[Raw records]
>> START

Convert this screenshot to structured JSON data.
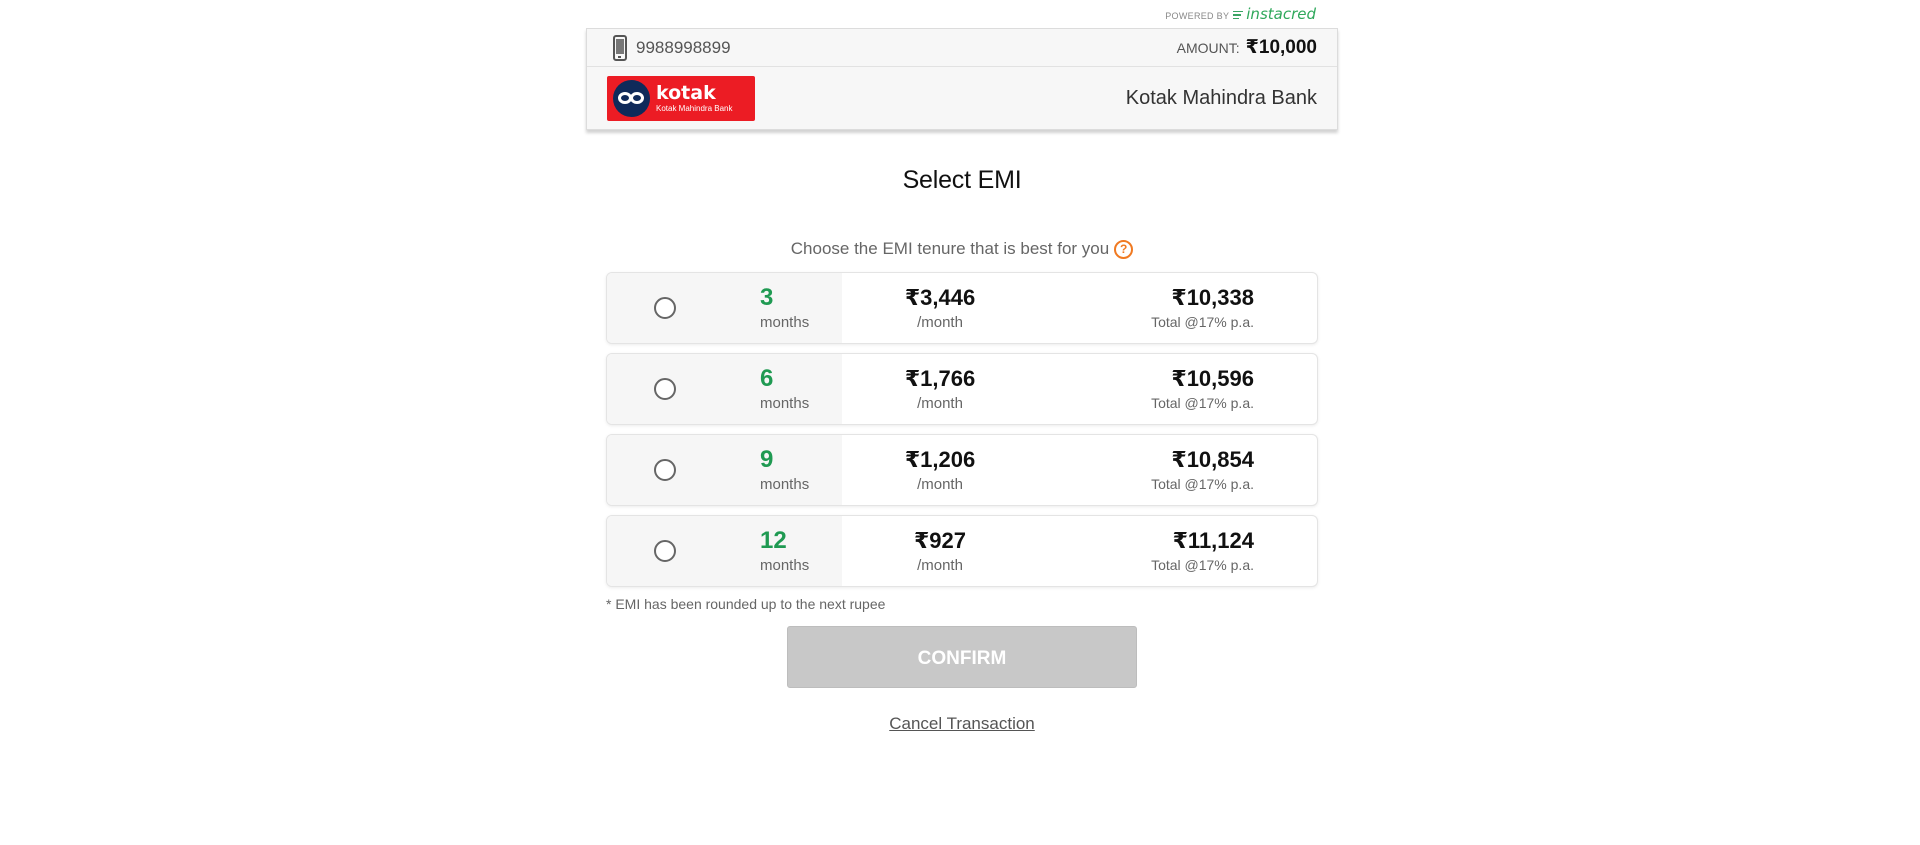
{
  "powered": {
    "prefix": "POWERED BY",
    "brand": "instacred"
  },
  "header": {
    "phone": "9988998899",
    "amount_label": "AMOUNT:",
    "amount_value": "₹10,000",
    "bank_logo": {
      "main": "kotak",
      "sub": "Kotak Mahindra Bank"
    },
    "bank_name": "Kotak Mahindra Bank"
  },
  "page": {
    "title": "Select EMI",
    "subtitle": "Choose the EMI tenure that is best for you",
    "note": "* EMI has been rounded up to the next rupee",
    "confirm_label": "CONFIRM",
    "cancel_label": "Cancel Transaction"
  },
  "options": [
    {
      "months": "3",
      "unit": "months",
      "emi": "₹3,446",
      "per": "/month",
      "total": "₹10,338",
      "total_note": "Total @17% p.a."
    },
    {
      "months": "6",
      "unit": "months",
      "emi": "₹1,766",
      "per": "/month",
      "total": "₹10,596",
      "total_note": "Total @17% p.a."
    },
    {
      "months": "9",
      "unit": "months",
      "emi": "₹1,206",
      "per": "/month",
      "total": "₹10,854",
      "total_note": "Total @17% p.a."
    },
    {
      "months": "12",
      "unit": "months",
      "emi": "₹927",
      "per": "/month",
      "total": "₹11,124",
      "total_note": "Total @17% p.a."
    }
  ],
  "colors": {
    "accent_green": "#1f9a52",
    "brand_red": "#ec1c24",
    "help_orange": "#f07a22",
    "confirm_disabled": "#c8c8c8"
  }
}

>> END

Brief:
Do not include images; quote all of the entries above exactly.

Exercise answer:
Convert this screenshot to structured JSON data.
{
  "powered": {
    "prefix": "POWERED BY",
    "brand": "instacred"
  },
  "header": {
    "phone": "9988998899",
    "amount_label": "AMOUNT:",
    "amount_value": "₹10,000",
    "bank_logo": {
      "main": "kotak",
      "sub": "Kotak Mahindra Bank"
    },
    "bank_name": "Kotak Mahindra Bank"
  },
  "page": {
    "title": "Select EMI",
    "subtitle": "Choose the EMI tenure that is best for you",
    "note": "* EMI has been rounded up to the next rupee",
    "confirm_label": "CONFIRM",
    "cancel_label": "Cancel Transaction"
  },
  "options": [
    {
      "months": "3",
      "unit": "months",
      "emi": "₹3,446",
      "per": "/month",
      "total": "₹10,338",
      "total_note": "Total @17% p.a."
    },
    {
      "months": "6",
      "unit": "months",
      "emi": "₹1,766",
      "per": "/month",
      "total": "₹10,596",
      "total_note": "Total @17% p.a."
    },
    {
      "months": "9",
      "unit": "months",
      "emi": "₹1,206",
      "per": "/month",
      "total": "₹10,854",
      "total_note": "Total @17% p.a."
    },
    {
      "months": "12",
      "unit": "months",
      "emi": "₹927",
      "per": "/month",
      "total": "₹11,124",
      "total_note": "Total @17% p.a."
    }
  ],
  "colors": {
    "accent_green": "#1f9a52",
    "brand_red": "#ec1c24",
    "help_orange": "#f07a22",
    "confirm_disabled": "#c8c8c8"
  }
}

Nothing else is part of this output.